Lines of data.
▼▼▼

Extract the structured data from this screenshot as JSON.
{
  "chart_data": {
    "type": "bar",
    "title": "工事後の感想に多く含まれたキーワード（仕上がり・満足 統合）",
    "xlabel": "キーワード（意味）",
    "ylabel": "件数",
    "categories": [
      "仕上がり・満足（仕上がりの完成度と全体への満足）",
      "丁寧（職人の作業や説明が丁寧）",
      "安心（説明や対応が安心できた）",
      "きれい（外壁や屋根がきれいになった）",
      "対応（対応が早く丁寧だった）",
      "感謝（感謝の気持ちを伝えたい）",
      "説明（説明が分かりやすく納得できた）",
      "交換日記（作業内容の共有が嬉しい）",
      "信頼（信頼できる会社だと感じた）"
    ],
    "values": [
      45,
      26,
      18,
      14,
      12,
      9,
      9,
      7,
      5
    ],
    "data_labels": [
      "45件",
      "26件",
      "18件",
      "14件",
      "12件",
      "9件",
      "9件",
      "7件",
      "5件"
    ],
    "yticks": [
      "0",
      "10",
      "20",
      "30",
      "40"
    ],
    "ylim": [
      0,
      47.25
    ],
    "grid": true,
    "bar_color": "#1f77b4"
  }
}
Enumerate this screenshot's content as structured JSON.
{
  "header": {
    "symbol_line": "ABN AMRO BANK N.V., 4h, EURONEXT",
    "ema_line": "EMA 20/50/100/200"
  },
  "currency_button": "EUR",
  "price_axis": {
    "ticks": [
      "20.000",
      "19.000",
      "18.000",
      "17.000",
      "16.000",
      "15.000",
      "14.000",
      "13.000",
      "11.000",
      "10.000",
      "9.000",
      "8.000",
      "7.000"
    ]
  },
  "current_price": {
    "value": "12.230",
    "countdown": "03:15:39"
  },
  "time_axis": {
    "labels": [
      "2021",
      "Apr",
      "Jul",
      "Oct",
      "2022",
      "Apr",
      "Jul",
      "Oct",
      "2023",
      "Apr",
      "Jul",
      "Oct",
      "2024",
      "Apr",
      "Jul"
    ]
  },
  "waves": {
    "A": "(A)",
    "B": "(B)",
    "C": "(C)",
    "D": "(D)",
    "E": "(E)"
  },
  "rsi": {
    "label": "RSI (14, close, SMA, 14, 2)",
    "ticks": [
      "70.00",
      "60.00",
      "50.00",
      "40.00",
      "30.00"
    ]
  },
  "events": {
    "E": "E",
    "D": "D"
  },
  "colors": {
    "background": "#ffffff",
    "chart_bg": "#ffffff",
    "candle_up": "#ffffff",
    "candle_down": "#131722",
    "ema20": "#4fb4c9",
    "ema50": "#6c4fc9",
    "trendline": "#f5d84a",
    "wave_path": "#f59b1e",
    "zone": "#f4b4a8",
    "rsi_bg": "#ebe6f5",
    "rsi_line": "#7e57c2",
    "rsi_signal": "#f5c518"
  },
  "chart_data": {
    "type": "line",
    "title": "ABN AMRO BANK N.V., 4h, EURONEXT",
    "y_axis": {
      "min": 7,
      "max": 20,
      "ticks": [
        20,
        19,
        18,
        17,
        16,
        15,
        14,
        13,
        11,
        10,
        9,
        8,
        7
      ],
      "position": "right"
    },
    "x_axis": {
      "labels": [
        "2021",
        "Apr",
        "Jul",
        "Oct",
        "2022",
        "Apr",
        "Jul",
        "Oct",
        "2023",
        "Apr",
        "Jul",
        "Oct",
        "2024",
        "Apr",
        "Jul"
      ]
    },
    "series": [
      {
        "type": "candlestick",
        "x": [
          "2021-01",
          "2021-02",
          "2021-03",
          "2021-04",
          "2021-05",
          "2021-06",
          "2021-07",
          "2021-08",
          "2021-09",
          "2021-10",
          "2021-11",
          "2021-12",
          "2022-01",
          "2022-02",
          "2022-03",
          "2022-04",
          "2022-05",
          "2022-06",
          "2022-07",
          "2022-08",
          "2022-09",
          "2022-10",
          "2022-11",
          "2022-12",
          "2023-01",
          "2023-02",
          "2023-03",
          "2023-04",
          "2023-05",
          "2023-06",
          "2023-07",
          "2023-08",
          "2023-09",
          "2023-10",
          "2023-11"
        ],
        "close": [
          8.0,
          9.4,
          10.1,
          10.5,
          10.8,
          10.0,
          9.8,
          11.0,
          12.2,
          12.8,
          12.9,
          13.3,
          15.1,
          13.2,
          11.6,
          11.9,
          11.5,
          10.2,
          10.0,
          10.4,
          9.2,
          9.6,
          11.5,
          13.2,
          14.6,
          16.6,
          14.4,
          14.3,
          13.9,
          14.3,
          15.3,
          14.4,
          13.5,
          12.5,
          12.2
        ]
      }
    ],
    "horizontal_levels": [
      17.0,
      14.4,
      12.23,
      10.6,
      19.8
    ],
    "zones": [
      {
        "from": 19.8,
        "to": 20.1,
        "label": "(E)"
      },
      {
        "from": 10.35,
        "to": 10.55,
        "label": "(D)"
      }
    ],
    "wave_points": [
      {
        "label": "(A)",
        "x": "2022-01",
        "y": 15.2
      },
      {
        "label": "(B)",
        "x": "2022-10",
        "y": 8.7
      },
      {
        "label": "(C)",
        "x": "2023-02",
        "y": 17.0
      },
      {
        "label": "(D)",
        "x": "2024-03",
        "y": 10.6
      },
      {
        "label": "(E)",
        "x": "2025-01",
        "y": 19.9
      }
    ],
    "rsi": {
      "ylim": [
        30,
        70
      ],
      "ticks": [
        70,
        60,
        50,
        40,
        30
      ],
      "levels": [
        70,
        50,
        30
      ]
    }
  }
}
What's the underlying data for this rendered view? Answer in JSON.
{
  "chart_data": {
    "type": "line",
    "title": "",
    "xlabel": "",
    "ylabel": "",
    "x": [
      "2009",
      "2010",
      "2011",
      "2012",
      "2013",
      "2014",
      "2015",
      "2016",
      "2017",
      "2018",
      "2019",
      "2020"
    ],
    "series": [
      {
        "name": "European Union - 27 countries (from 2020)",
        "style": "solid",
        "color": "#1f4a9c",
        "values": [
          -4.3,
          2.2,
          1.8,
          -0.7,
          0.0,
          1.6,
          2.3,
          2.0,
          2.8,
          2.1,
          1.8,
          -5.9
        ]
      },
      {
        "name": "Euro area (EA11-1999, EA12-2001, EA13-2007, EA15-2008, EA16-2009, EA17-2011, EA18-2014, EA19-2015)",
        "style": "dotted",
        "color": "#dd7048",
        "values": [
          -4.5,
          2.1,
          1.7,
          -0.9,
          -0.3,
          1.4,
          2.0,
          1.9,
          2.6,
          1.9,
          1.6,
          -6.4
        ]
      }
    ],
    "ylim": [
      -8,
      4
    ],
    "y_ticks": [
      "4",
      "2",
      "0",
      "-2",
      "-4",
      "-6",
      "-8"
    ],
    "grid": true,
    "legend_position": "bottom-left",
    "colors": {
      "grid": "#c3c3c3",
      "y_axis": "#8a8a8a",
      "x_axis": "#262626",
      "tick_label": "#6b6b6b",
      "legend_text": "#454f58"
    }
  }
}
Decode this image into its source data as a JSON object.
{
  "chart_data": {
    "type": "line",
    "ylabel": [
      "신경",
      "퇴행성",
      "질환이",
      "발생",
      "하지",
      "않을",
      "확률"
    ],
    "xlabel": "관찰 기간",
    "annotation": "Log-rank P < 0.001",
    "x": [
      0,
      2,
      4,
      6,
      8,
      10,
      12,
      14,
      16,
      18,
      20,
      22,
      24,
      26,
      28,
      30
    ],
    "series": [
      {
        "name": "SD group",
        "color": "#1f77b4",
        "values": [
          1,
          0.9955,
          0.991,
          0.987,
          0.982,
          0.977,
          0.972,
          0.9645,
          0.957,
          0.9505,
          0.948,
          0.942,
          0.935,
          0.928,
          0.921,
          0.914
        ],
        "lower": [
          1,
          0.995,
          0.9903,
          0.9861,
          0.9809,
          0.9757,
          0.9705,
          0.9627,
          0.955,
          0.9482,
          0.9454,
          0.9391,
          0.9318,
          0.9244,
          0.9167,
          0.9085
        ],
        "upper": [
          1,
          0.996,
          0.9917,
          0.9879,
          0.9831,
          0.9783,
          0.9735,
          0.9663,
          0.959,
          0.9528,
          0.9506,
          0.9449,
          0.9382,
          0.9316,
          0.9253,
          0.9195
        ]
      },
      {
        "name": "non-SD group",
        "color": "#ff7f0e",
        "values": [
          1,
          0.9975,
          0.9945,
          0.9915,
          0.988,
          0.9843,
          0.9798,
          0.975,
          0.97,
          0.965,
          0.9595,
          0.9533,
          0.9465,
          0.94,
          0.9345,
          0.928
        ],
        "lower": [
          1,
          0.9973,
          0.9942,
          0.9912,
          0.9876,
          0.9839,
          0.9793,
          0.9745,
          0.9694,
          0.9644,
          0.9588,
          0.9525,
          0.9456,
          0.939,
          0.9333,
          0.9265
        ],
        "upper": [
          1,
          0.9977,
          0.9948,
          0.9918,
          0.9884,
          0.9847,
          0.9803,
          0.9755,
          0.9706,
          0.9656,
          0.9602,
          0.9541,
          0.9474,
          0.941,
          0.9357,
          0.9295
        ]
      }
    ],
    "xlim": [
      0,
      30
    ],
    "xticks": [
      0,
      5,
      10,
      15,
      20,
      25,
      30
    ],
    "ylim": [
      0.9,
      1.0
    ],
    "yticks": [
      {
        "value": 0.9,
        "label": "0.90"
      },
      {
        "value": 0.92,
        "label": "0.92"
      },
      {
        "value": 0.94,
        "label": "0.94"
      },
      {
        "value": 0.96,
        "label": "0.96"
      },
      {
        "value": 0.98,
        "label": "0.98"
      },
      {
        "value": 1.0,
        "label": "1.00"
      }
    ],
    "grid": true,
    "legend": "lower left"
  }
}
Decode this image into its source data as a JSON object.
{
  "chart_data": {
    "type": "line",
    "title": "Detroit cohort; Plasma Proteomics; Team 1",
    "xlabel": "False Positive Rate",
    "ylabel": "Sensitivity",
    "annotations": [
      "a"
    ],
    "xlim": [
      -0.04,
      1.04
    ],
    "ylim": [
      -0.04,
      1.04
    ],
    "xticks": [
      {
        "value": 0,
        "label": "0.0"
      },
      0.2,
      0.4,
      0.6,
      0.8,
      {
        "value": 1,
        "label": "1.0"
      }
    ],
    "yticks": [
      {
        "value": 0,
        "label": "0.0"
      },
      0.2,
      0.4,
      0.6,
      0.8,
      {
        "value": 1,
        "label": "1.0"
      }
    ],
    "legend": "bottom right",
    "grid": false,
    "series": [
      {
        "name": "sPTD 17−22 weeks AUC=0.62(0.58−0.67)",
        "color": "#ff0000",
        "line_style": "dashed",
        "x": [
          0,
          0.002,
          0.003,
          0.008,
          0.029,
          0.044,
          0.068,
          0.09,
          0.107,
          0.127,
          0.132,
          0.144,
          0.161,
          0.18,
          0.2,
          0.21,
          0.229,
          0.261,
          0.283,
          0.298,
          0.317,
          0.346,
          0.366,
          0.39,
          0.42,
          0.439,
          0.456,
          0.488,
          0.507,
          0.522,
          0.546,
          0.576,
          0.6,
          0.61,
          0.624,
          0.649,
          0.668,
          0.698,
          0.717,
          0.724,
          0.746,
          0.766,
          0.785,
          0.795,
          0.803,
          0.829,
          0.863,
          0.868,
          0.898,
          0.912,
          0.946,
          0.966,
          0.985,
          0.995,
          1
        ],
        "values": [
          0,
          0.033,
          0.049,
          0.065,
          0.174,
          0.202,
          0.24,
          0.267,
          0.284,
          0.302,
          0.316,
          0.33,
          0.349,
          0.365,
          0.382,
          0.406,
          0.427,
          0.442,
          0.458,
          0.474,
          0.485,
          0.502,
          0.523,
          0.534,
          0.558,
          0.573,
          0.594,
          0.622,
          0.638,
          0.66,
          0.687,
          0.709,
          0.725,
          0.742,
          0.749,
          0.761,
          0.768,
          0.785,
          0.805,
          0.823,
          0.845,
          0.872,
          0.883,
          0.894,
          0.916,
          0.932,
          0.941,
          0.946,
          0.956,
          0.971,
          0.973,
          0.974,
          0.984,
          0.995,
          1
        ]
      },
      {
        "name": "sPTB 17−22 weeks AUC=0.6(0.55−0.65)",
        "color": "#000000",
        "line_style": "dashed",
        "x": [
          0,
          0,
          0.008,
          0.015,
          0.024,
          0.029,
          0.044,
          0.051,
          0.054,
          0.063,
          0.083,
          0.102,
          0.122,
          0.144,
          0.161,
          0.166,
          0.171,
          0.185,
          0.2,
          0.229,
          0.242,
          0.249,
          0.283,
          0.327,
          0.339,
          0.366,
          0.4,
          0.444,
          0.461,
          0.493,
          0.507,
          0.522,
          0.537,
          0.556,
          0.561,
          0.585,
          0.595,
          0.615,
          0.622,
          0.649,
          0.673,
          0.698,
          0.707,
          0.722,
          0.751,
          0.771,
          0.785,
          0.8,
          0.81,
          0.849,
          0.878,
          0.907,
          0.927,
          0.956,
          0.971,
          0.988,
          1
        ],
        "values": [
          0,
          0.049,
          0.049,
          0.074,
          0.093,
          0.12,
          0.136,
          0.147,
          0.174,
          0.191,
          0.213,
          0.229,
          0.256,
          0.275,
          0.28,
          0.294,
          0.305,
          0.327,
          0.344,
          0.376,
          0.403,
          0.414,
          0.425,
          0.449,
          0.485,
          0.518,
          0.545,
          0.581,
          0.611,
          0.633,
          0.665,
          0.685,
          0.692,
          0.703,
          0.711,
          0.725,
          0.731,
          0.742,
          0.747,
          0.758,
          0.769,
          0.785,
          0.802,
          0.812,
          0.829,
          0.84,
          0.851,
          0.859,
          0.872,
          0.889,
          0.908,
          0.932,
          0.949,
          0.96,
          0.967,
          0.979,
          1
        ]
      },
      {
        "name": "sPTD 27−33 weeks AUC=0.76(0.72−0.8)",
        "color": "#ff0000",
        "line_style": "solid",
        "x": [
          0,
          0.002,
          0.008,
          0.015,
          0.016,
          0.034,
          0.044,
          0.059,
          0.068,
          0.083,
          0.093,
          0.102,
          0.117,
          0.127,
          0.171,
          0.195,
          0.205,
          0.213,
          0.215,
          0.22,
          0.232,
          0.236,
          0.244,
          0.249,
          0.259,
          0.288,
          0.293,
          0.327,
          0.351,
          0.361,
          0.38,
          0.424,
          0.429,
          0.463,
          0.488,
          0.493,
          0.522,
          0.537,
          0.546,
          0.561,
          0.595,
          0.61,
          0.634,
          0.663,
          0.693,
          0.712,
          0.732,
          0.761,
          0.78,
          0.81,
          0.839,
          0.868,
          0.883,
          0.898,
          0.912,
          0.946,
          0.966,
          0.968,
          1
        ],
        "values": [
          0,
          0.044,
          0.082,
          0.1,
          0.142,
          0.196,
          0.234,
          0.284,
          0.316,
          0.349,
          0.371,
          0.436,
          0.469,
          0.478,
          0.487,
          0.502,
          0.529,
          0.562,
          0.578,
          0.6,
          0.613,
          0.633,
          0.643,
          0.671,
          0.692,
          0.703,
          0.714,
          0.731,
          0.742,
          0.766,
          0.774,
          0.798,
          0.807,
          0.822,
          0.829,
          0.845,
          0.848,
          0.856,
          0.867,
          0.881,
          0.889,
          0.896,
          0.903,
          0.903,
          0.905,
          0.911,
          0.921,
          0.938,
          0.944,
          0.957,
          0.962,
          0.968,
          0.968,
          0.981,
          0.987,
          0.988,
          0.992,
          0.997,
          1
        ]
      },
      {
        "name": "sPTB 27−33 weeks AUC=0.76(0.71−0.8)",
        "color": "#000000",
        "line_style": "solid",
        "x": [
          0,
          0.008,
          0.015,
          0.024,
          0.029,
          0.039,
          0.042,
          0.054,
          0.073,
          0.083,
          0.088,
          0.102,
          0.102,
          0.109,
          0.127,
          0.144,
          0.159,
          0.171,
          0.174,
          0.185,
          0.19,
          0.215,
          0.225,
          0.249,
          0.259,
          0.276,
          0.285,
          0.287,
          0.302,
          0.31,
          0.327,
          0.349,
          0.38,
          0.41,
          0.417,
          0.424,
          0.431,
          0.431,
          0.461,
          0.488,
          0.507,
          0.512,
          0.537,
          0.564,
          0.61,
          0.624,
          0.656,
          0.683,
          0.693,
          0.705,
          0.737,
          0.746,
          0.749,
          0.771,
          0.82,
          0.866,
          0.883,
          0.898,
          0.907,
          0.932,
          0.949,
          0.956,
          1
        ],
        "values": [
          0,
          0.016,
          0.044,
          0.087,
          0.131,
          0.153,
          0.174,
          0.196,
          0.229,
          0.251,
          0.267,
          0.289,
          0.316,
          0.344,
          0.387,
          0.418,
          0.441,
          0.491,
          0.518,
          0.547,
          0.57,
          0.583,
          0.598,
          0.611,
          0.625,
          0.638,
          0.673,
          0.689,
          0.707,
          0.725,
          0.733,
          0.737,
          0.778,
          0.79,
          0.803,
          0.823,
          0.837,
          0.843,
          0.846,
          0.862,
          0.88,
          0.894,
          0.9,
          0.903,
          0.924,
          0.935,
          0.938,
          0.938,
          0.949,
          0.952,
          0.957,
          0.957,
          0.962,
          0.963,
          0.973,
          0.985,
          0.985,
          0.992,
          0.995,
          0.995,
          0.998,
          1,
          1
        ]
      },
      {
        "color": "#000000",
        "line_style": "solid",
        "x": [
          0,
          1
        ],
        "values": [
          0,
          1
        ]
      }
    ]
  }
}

▲▲▲

WHAT YOU ARE ASKED TO DO. Check each line above for the word "bottom", and copy the lines where it appears.

SOLUTION BELOW.
    "legend_position": "bottom-left",
    "legend": "bottom right",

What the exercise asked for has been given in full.